Leave the pictures out and print every record below exactly as it stands.

** start Dataset entries **

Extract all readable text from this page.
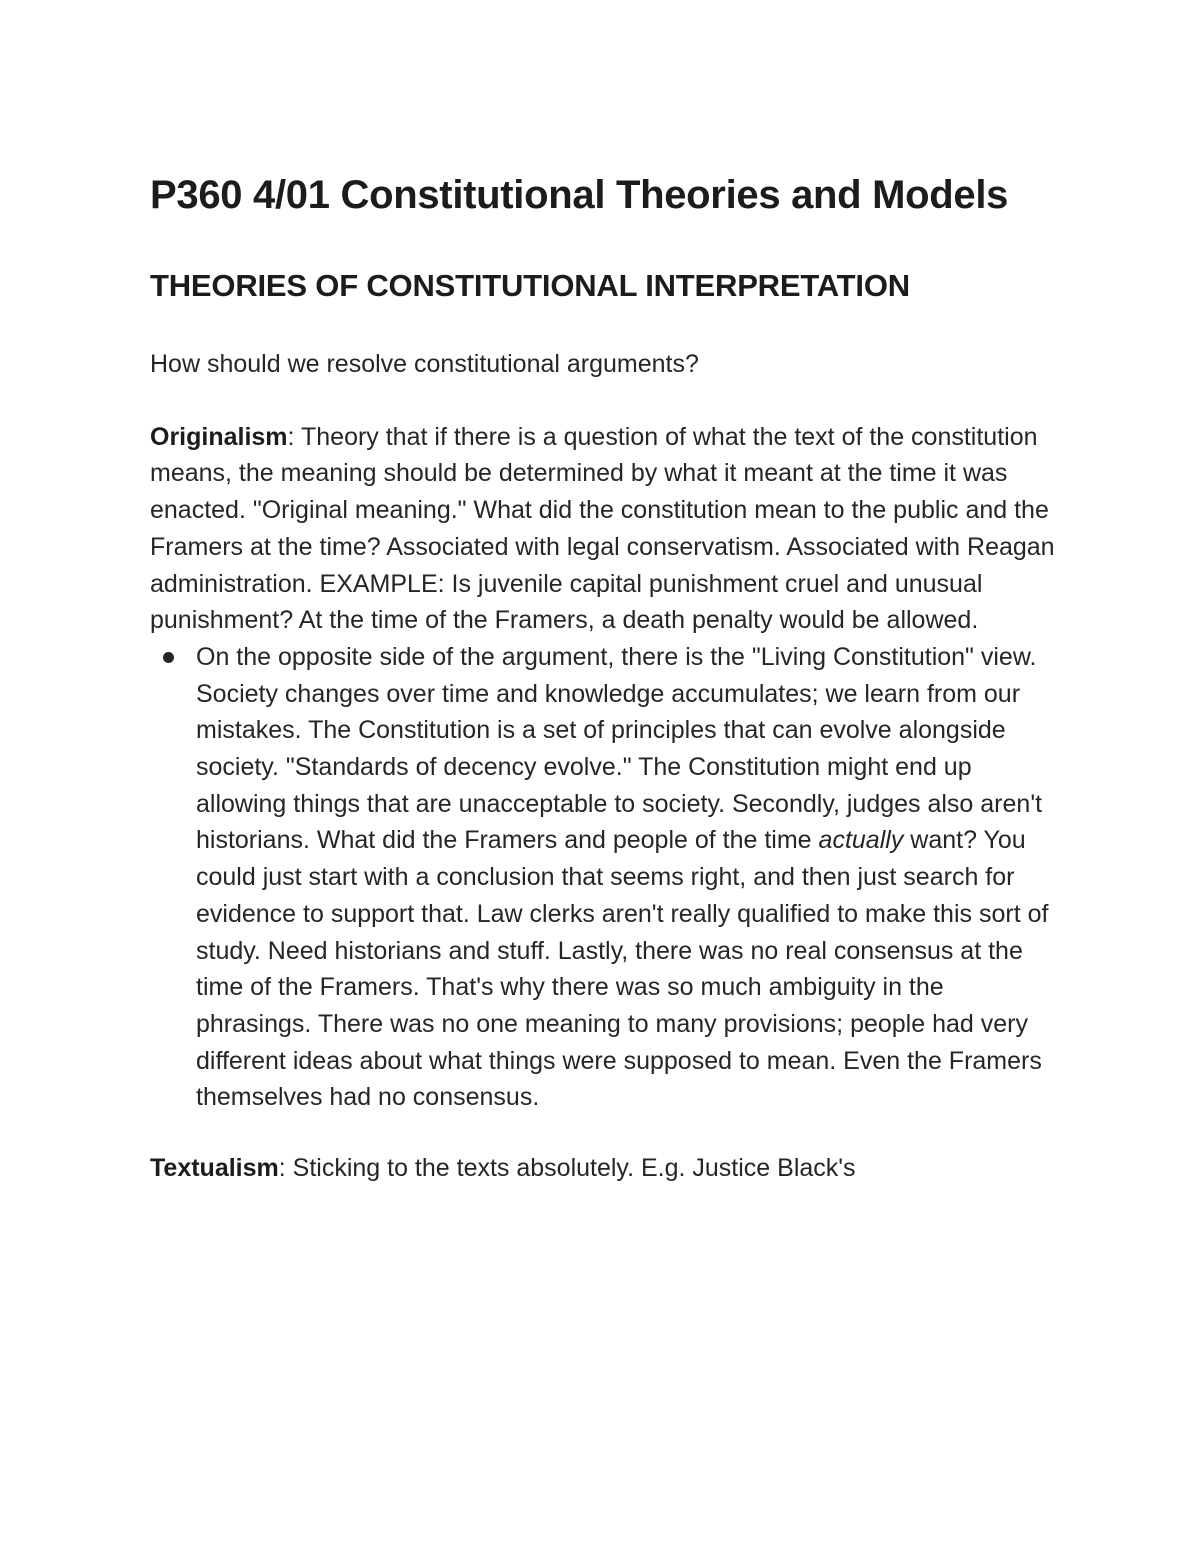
P360 4/01 Constitutional Theories and Models
THEORIES OF CONSTITUTIONAL INTERPRETATION

How should we resolve constitutional arguments?

Originalism: Theory that if there is a question of what the text of the constitution means, the meaning should be determined by what it meant at the time it was enacted. "Original meaning." What did the constitution mean to the public and the Framers at the time? Associated with legal conservatism. Associated with Reagan administration. EXAMPLE: Is juvenile capital punishment cruel and unusual punishment? At the time of the Framers, a death penalty would be allowed.

On the opposite side of the argument, there is the "Living Constitution" view. Society changes over time and knowledge accumulates; we learn from our mistakes. The Constitution is a set of principles that can evolve alongside society. "Standards of decency evolve." The Constitution might end up allowing things that are unacceptable to society. Secondly, judges also aren't historians. What did the Framers and people of the time actually want? You could just start with a conclusion that seems right, and then just search for evidence to support that. Law clerks aren't really qualified to make this sort of study. Need historians and stuff. Lastly, there was no real consensus at the time of the Framers. That's why there was so much ambiguity in the phrasings. There was no one meaning to many provisions; people had very different ideas about what things were supposed to mean. Even the Framers themselves had no consensus.

Textualism: Sticking to the texts absolutely. E.g. Justice Black's
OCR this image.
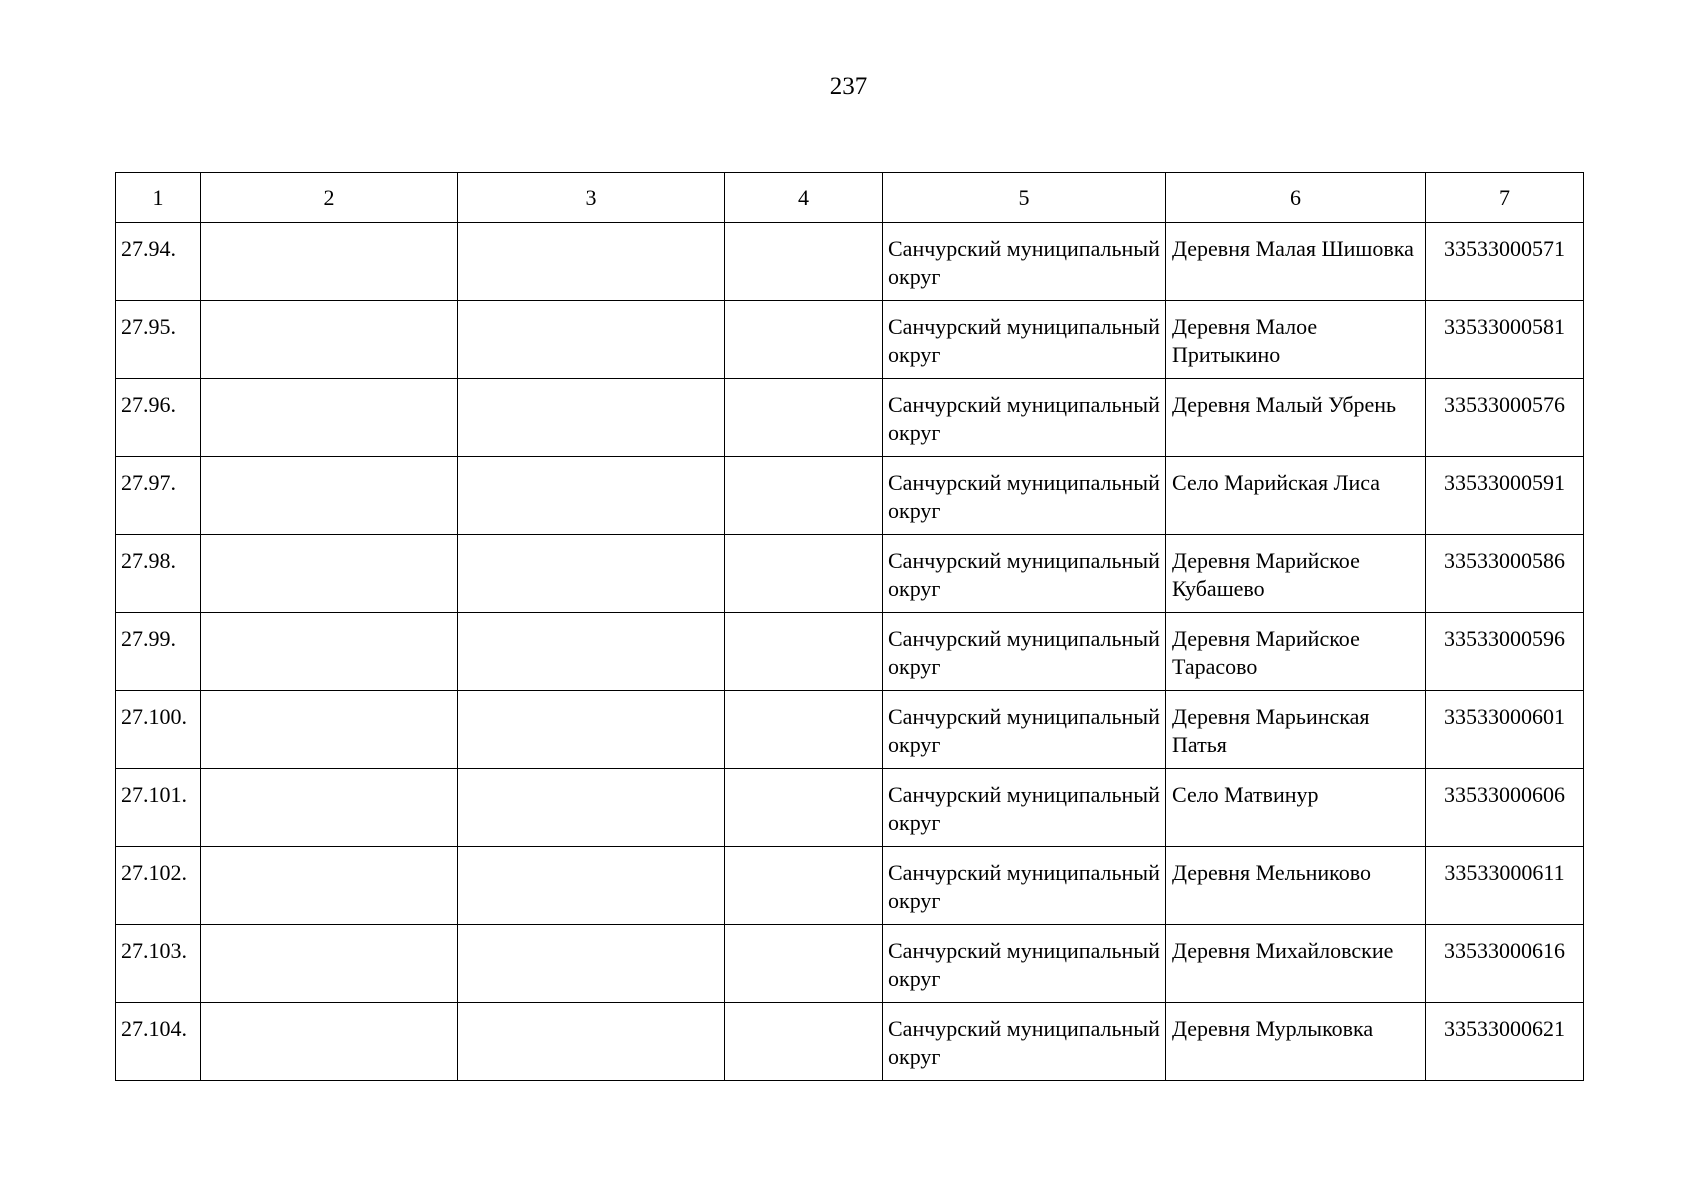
237
1	2	3	4	5	6	7
27.94.				Санчурский муниципальный округ	Деревня Малая Шишовка	33533000571
27.95.				Санчурский муниципальный округ	Деревня Малое Притыкино	33533000581
27.96.				Санчурский муниципальный округ	Деревня Малый Убрень	33533000576
27.97.				Санчурский муниципальный округ	Село Марийская Лиса	33533000591
27.98.				Санчурский муниципальный округ	Деревня Марийское Кубашево	33533000586
27.99.				Санчурский муниципальный округ	Деревня Марийское Тарасово	33533000596
27.100.				Санчурский муниципальный округ	Деревня Марьинская Патья	33533000601
27.101.				Санчурский муниципальный округ	Село Матвинур	33533000606
27.102.				Санчурский муниципальный округ	Деревня Мельниково	33533000611
27.103.				Санчурский муниципальный округ	Деревня Михайловские	33533000616
27.104.				Санчурский муниципальный округ	Деревня Мурлыковка	33533000621
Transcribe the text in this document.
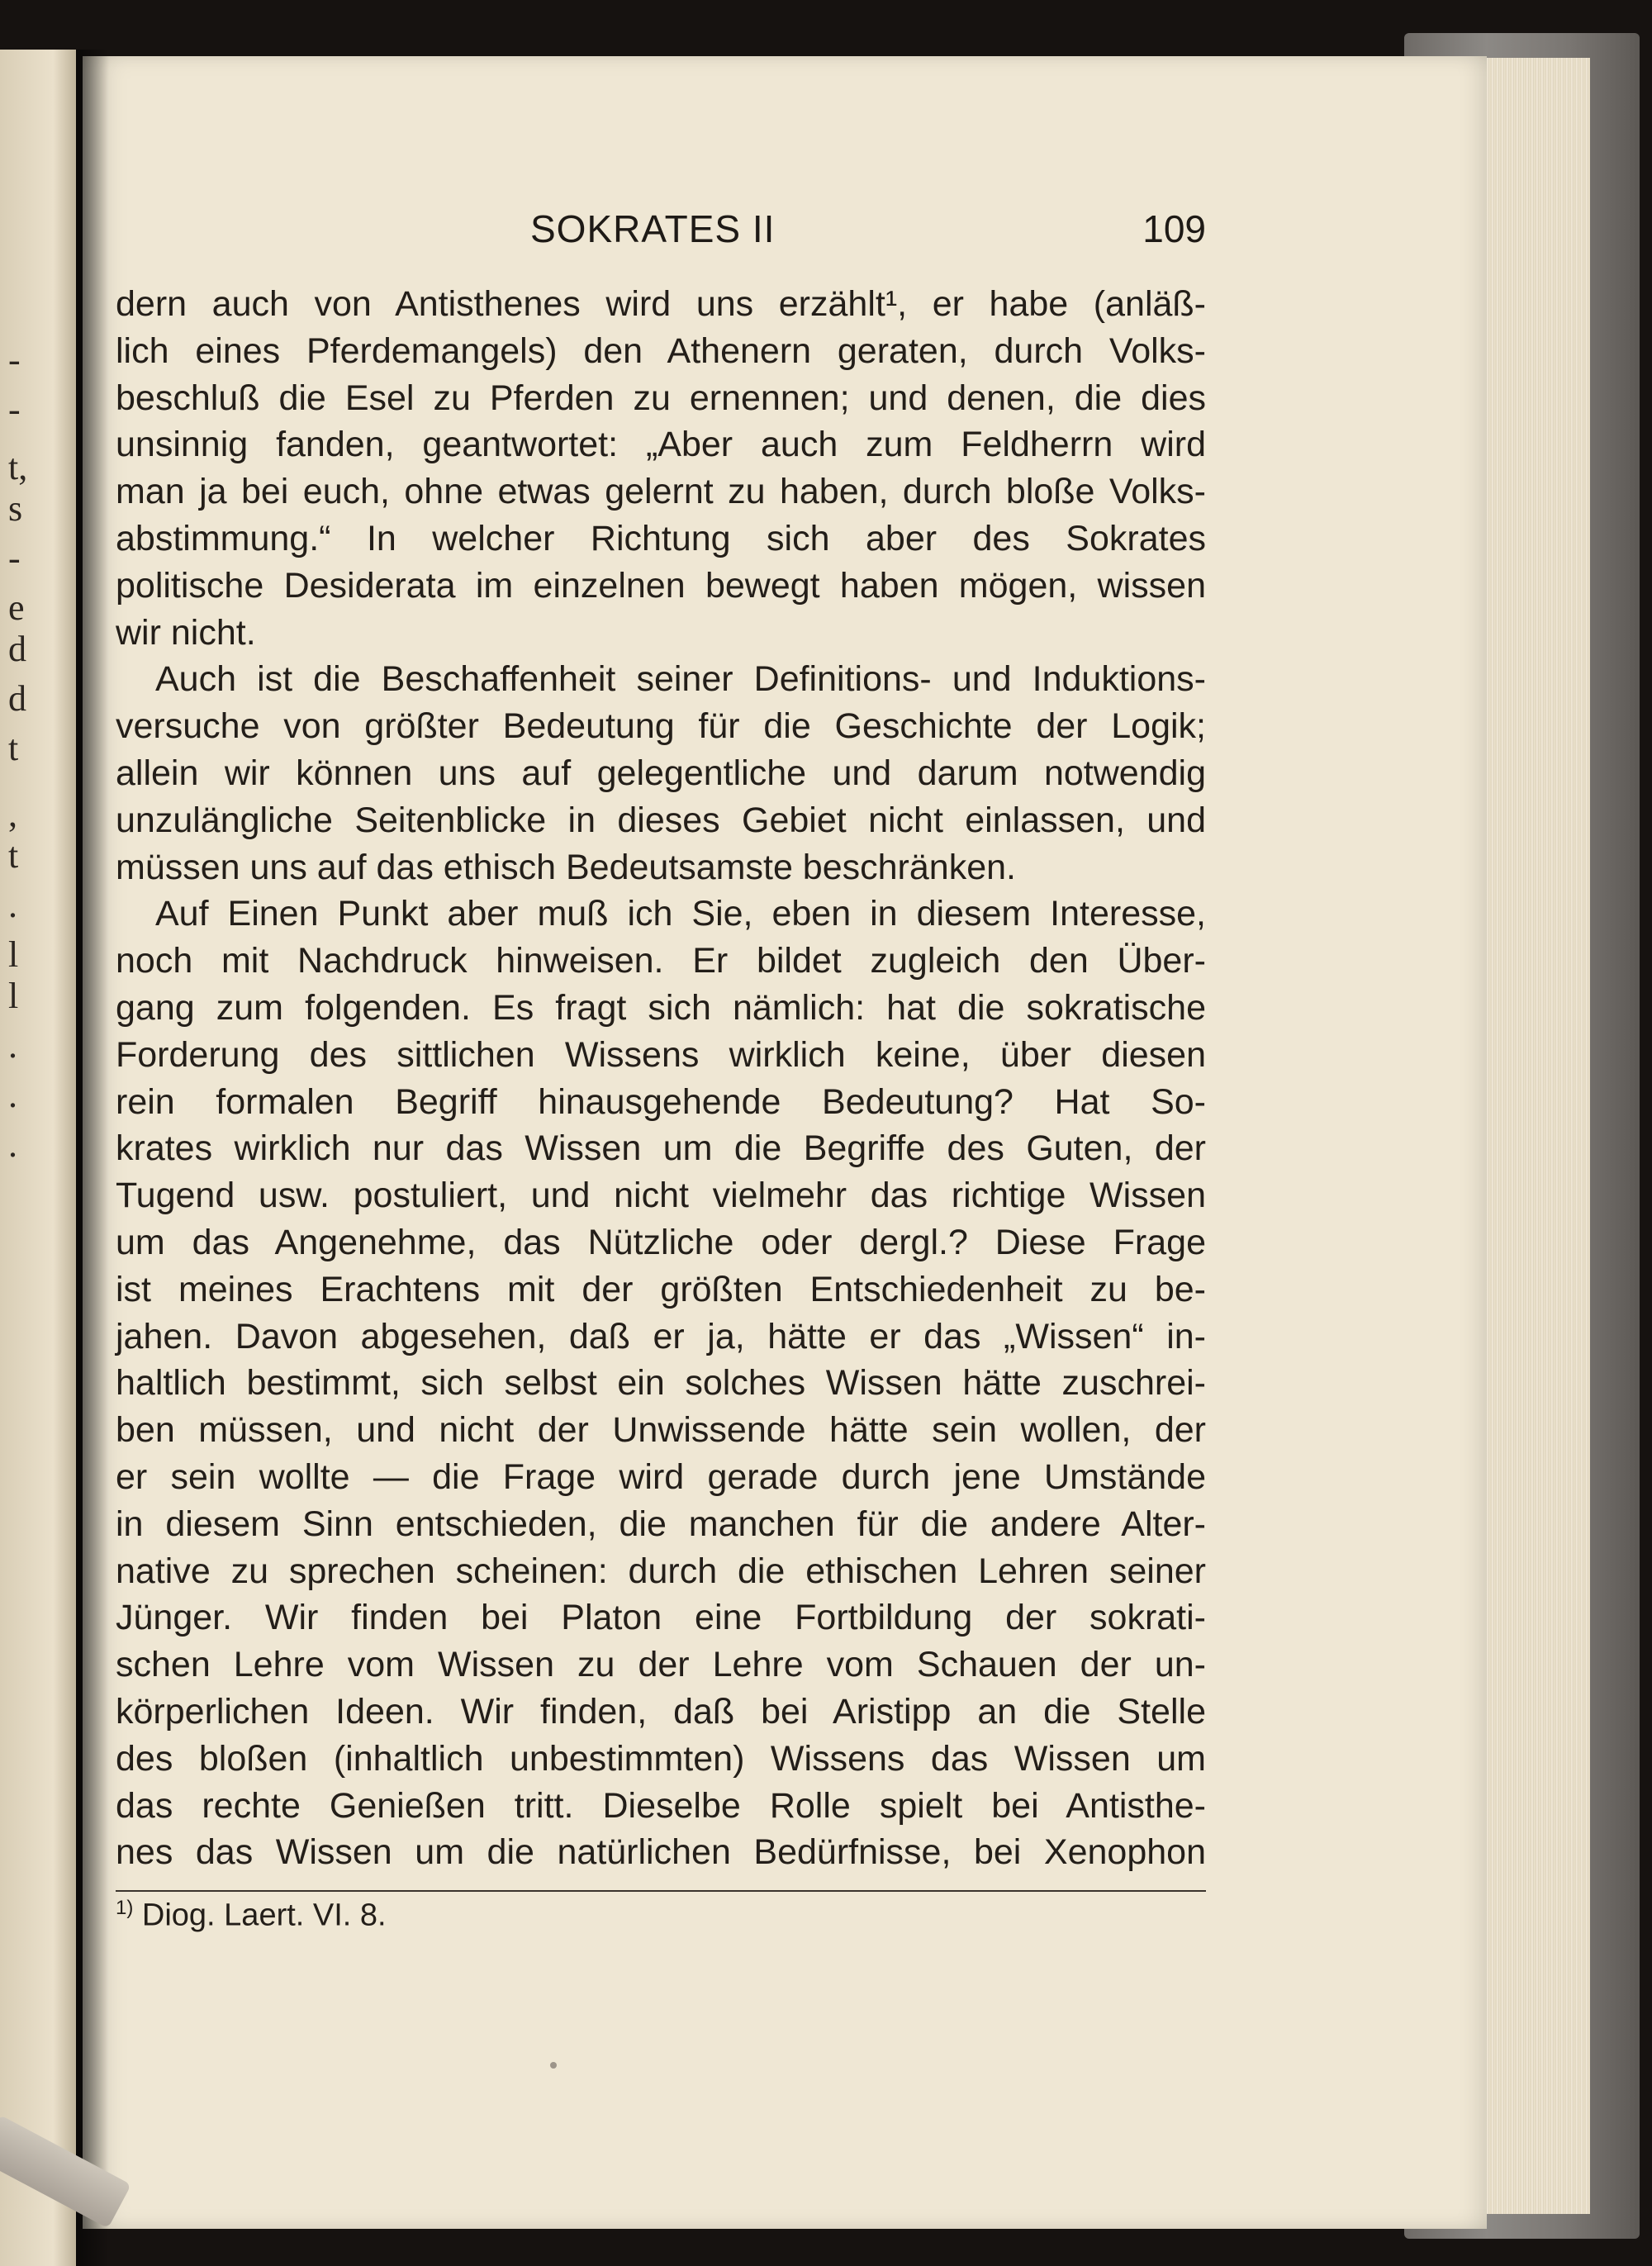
-
-
t,
s
-
e
d
d
t
,
t
.
l
l
.
.
.
SOKRATES II	109
dern auch von Antisthenes wird uns erzählt¹, er habe (anläß-
lich eines Pferdemangels) den Athenern geraten, durch Volks-
beschluß die Esel zu Pferden zu ernennen; und denen, die dies
unsinnig fanden, geantwortet: „Aber auch zum Feldherrn wird
man ja bei euch, ohne etwas gelernt zu haben, durch bloße Volks-
abstimmung.“ In welcher Richtung sich aber des Sokrates
politische Desiderata im einzelnen bewegt haben mögen, wissen
wir nicht.
Auch ist die Beschaffenheit seiner Definitions- und Induktions-
versuche von größter Bedeutung für die Geschichte der Logik;
allein wir können uns auf gelegentliche und darum notwendig
unzulängliche Seitenblicke in dieses Gebiet nicht einlassen, und
müssen uns auf das ethisch Bedeutsamste beschränken.
Auf Einen Punkt aber muß ich Sie, eben in diesem Interesse,
noch mit Nachdruck hinweisen. Er bildet zugleich den Über-
gang zum folgenden. Es fragt sich nämlich: hat die sokratische
Forderung des sittlichen Wissens wirklich keine, über diesen
rein formalen Begriff hinausgehende Bedeutung? Hat So-
krates wirklich nur das Wissen um die Begriffe des Guten, der
Tugend usw. postuliert, und nicht vielmehr das richtige Wissen
um das Angenehme, das Nützliche oder dergl.? Diese Frage
ist meines Erachtens mit der größten Entschiedenheit zu be-
jahen. Davon abgesehen, daß er ja, hätte er das „Wissen“ in-
haltlich bestimmt, sich selbst ein solches Wissen hätte zuschrei-
ben müssen, und nicht der Unwissende hätte sein wollen, der
er sein wollte — die Frage wird gerade durch jene Umstände
in diesem Sinn entschieden, die manchen für die andere Alter-
native zu sprechen scheinen: durch die ethischen Lehren seiner
Jünger. Wir finden bei Platon eine Fortbildung der sokrati-
schen Lehre vom Wissen zu der Lehre vom Schauen der un-
körperlichen Ideen. Wir finden, daß bei Aristipp an die Stelle
des bloßen (inhaltlich unbestimmten) Wissens das Wissen um
das rechte Genießen tritt. Dieselbe Rolle spielt bei Antisthe-
nes das Wissen um die natürlichen Bedürfnisse, bei Xenophon
$^{1)}$ Diog. Laert. VI. 8.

** end Dataset entries **

Solution to the exercise:
Extract all readable text from this page.
P360 4/01 Constitutional Theories and Models
THEORIES OF CONSTITUTIONAL INTERPRETATION

How should we resolve constitutional arguments?

Originalism: Theory that if there is a question of what the text of the constitution means, the meaning should be determined by what it meant at the time it was enacted. "Original meaning." What did the constitution mean to the public and the Framers at the time? Associated with legal conservatism. Associated with Reagan administration. EXAMPLE: Is juvenile capital punishment cruel and unusual punishment? At the time of the Framers, a death penalty would be allowed.

On the opposite side of the argument, there is the "Living Constitution" view. Society changes over time and knowledge accumulates; we learn from our mistakes. The Constitution is a set of principles that can evolve alongside society. "Standards of decency evolve." The Constitution might end up allowing things that are unacceptable to society. Secondly, judges also aren't historians. What did the Framers and people of the time actually want? You could just start with a conclusion that seems right, and then just search for evidence to support that. Law clerks aren't really qualified to make this sort of study. Need historians and stuff. Lastly, there was no real consensus at the time of the Framers. That's why there was so much ambiguity in the phrasings. There was no one meaning to many provisions; people had very different ideas about what things were supposed to mean. Even the Framers themselves had no consensus.

Textualism: Sticking to the texts absolutely. E.g. Justice Black's
OCR this image.
237
1	2	3	4	5	6	7
27.94.				Санчурский муниципальный округ	Деревня Малая Шишовка	33533000571
27.95.				Санчурский муниципальный округ	Деревня Малое Притыкино	33533000581
27.96.				Санчурский муниципальный округ	Деревня Малый Убрень	33533000576
27.97.				Санчурский муниципальный округ	Село Марийская Лиса	33533000591
27.98.				Санчурский муниципальный округ	Деревня Марийское Кубашево	33533000586
27.99.				Санчурский муниципальный округ	Деревня Марийское Тарасово	33533000596
27.100.				Санчурский муниципальный округ	Деревня Марьинская Патья	33533000601
27.101.				Санчурский муниципальный округ	Село Матвинур	33533000606
27.102.				Санчурский муниципальный округ	Деревня Мельниково	33533000611
27.103.				Санчурский муниципальный округ	Деревня Михайловские	33533000616
27.104.				Санчурский муниципальный округ	Деревня Мурлыковка	33533000621
Transcribe the text in this document.
-
-
t,
s
-
e
d
d
t
,
t
.
l
l
.
.
.
SOKRATES II	109
dern auch von Antisthenes wird uns erzählt¹, er habe (anläß-
lich eines Pferdemangels) den Athenern geraten, durch Volks-
beschluß die Esel zu Pferden zu ernennen; und denen, die dies
unsinnig fanden, geantwortet: „Aber auch zum Feldherrn wird
man ja bei euch, ohne etwas gelernt zu haben, durch bloße Volks-
abstimmung.“ In welcher Richtung sich aber des Sokrates
politische Desiderata im einzelnen bewegt haben mögen, wissen
wir nicht.
Auch ist die Beschaffenheit seiner Definitions- und Induktions-
versuche von größter Bedeutung für die Geschichte der Logik;
allein wir können uns auf gelegentliche und darum notwendig
unzulängliche Seitenblicke in dieses Gebiet nicht einlassen, und
müssen uns auf das ethisch Bedeutsamste beschränken.
Auf Einen Punkt aber muß ich Sie, eben in diesem Interesse,
noch mit Nachdruck hinweisen. Er bildet zugleich den Über-
gang zum folgenden. Es fragt sich nämlich: hat die sokratische
Forderung des sittlichen Wissens wirklich keine, über diesen
rein formalen Begriff hinausgehende Bedeutung? Hat So-
krates wirklich nur das Wissen um die Begriffe des Guten, der
Tugend usw. postuliert, und nicht vielmehr das richtige Wissen
um das Angenehme, das Nützliche oder dergl.? Diese Frage
ist meines Erachtens mit der größten Entschiedenheit zu be-
jahen. Davon abgesehen, daß er ja, hätte er das „Wissen“ in-
haltlich bestimmt, sich selbst ein solches Wissen hätte zuschrei-
ben müssen, und nicht der Unwissende hätte sein wollen, der
er sein wollte — die Frage wird gerade durch jene Umstände
in diesem Sinn entschieden, die manchen für die andere Alter-
native zu sprechen scheinen: durch die ethischen Lehren seiner
Jünger. Wir finden bei Platon eine Fortbildung der sokrati-
schen Lehre vom Wissen zu der Lehre vom Schauen der un-
körperlichen Ideen. Wir finden, daß bei Aristipp an die Stelle
des bloßen (inhaltlich unbestimmten) Wissens das Wissen um
das rechte Genießen tritt. Dieselbe Rolle spielt bei Antisthe-
nes das Wissen um die natürlichen Bedürfnisse, bei Xenophon
$^{1)}$ Diog. Laert. VI. 8.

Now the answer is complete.